(Extracted records)
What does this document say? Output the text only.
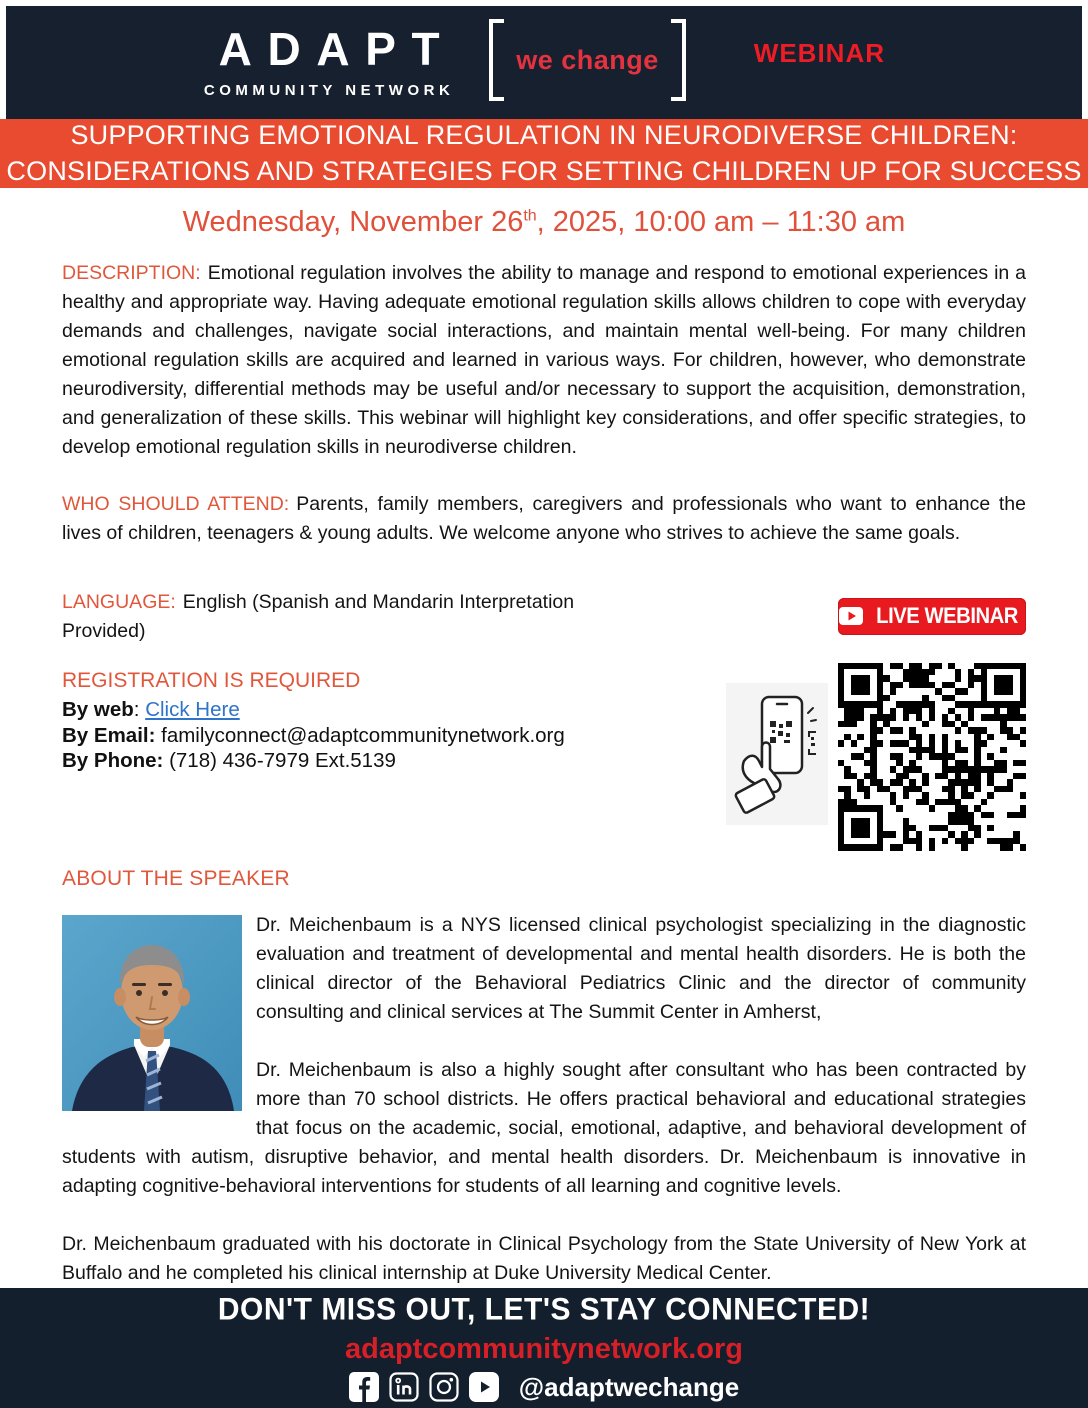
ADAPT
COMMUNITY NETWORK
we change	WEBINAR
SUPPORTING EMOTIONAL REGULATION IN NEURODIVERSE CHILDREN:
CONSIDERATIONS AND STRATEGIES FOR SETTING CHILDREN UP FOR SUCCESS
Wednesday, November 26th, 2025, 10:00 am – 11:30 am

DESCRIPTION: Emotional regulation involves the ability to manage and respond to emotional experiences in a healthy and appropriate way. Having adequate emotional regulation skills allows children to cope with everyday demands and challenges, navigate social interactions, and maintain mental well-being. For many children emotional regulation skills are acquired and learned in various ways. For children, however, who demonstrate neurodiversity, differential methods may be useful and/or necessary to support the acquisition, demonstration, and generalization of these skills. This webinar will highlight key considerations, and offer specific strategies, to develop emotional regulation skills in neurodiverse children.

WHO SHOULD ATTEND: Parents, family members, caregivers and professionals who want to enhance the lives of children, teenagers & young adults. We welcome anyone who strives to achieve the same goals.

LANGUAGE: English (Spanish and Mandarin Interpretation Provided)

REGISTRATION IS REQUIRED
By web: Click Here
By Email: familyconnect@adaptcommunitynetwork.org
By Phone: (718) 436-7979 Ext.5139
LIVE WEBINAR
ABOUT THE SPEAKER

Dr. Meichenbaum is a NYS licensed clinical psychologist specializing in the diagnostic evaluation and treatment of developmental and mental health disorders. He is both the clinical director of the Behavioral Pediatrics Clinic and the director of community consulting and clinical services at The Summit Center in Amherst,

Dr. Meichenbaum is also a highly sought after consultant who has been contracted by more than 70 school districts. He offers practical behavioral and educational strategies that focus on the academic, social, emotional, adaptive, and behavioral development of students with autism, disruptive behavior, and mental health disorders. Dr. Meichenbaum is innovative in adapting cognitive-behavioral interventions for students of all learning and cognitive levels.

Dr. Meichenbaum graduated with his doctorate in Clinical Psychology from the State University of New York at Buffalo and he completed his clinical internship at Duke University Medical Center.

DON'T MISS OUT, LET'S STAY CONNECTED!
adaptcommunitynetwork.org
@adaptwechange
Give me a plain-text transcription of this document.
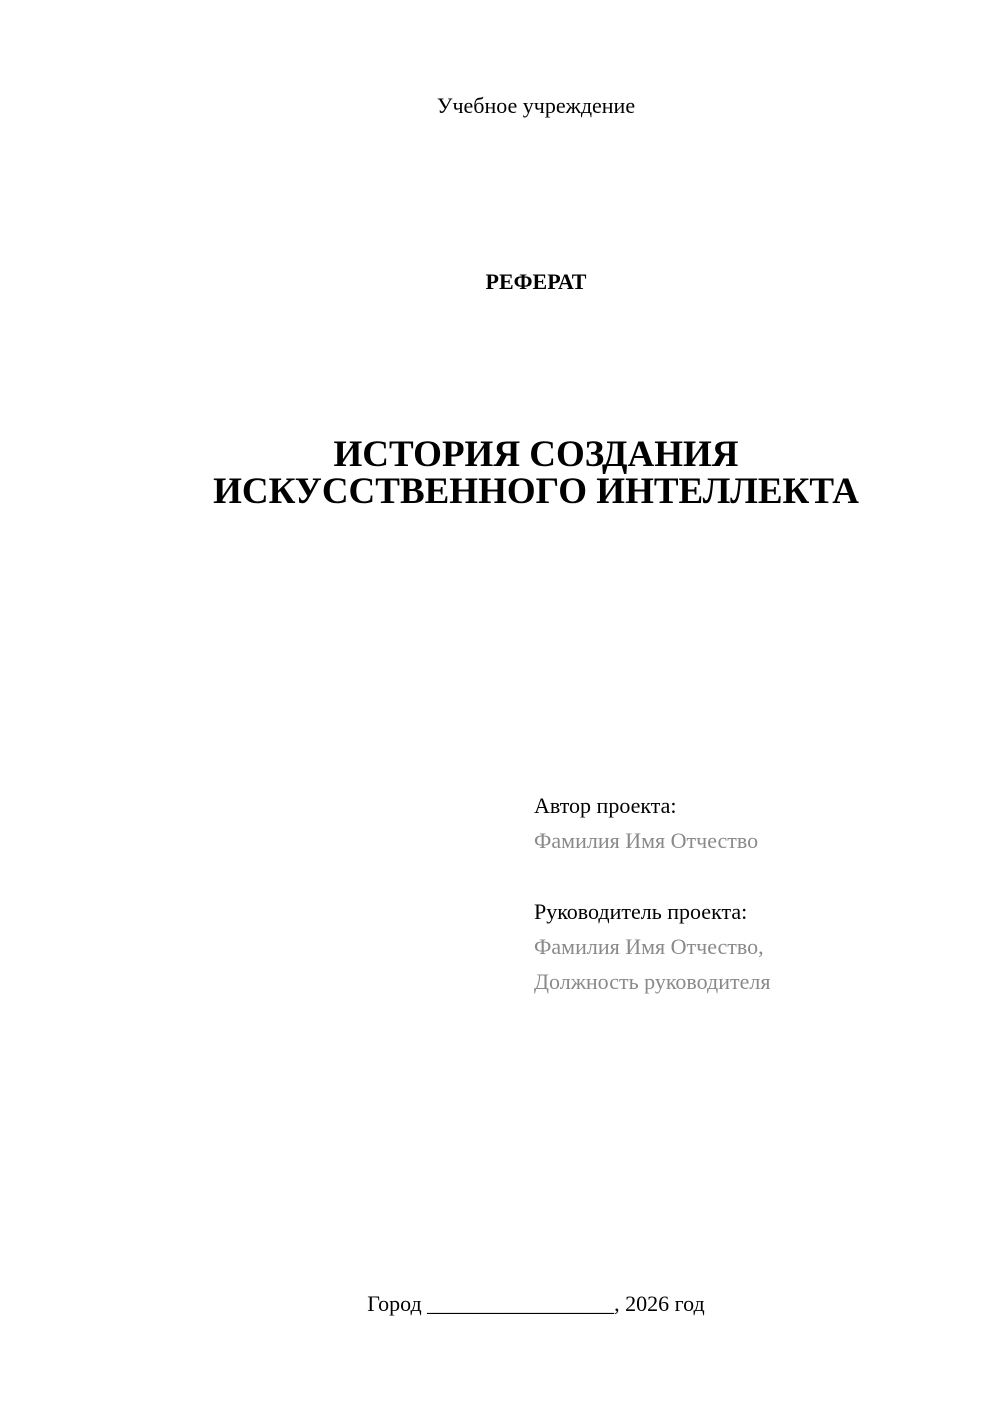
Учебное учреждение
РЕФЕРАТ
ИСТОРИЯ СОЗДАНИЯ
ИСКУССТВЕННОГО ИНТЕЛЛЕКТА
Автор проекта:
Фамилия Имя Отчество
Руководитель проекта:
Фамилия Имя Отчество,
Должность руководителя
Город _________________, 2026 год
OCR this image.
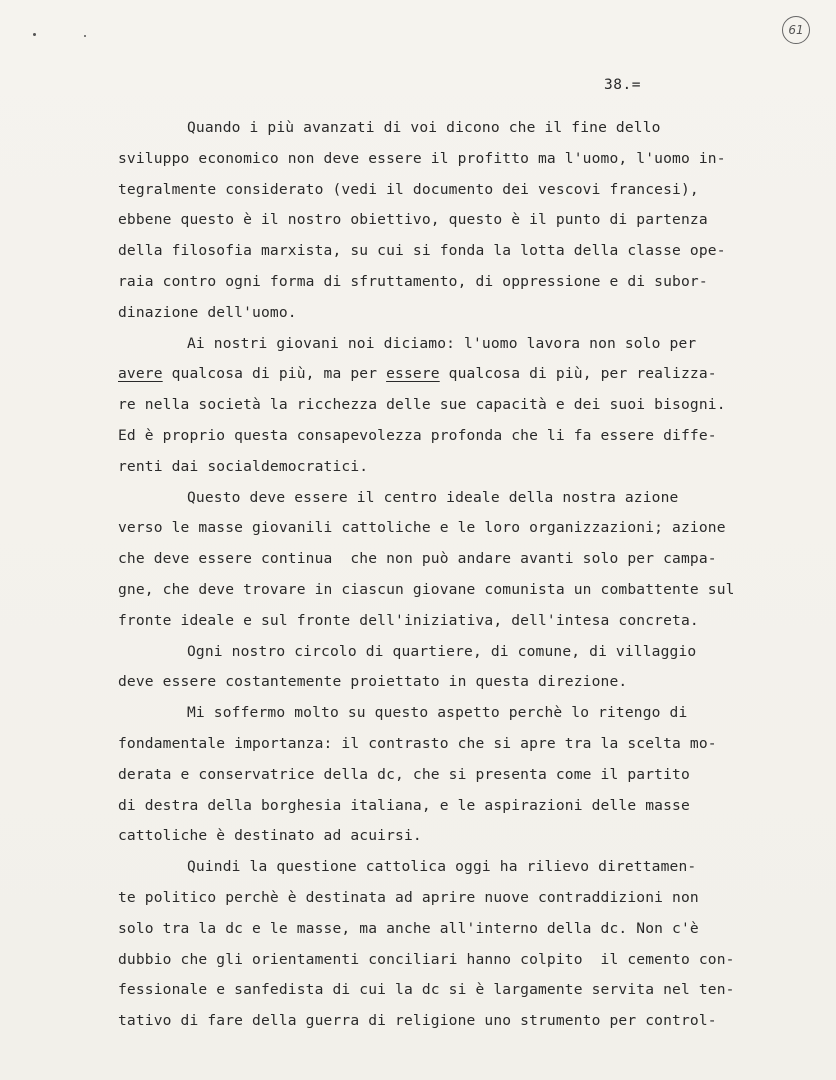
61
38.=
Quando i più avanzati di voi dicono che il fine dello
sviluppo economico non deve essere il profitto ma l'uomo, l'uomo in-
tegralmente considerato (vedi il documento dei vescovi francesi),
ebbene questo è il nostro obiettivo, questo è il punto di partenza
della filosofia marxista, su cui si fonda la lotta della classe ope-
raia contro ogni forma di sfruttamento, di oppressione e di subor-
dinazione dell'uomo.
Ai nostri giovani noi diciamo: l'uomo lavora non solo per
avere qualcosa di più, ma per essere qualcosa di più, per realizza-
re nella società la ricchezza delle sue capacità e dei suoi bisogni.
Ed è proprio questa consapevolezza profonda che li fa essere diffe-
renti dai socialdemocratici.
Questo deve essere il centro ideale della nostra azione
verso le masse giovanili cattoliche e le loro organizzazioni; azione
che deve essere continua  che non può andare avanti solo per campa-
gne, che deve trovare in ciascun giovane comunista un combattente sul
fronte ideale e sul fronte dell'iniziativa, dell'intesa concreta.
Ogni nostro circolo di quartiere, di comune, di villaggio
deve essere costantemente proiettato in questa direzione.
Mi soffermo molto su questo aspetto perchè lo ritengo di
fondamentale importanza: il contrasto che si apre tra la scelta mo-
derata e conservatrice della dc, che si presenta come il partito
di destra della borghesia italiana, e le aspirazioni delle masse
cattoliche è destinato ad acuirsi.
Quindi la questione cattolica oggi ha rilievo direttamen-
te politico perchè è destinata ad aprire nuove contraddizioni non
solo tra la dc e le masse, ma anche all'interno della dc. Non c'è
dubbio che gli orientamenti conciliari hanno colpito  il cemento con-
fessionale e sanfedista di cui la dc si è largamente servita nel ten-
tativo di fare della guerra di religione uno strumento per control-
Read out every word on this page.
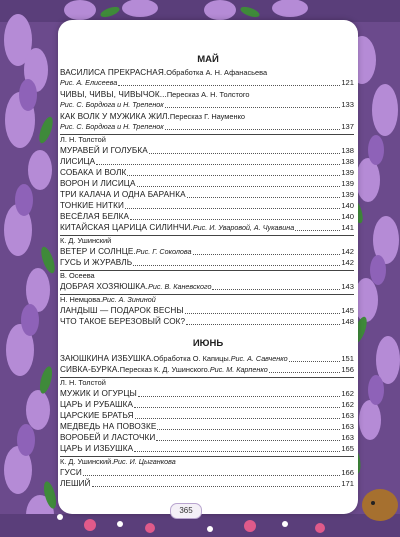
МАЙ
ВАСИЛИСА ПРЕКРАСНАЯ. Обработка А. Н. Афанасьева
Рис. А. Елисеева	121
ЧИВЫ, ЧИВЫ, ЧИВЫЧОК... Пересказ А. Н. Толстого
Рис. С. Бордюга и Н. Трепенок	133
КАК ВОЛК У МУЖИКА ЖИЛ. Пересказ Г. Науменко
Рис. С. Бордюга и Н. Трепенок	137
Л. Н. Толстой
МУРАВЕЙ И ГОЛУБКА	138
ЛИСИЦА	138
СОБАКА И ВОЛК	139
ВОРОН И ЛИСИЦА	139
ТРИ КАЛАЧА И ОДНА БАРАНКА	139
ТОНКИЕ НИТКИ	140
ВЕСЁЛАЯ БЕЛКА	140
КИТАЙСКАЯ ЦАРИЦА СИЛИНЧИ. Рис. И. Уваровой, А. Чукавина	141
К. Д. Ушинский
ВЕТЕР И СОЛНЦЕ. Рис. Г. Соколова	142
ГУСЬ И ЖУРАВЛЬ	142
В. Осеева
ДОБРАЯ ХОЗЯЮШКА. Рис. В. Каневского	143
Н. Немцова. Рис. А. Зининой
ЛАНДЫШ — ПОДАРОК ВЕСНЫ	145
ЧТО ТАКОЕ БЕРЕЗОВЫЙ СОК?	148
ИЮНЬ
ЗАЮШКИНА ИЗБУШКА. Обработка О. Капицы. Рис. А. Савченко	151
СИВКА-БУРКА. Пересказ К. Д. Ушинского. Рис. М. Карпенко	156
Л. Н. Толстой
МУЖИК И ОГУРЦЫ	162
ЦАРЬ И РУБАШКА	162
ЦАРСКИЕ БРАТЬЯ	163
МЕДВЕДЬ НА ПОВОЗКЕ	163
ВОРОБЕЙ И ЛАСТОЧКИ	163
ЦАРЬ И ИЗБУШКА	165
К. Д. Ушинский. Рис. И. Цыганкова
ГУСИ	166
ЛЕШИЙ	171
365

### [SET TASK]
Pull out the lines above in which the word "clinical" appears.

### [REPLY TO THE TASK]
Dr. Meichenbaum is a NYS licensed clinical psychologist specializing in the diagnostic evaluation and treatment of developmental and mental health disorders. He is both the clinical director of the Behavioral Pediatrics Clinic and the director of community consulting and clinical services at The Summit Center in Amherst,
Dr. Meichenbaum graduated with his doctorate in Clinical Psychology from the State University of New York at Buffalo and he completed his clinical internship at Duke University Medical Center.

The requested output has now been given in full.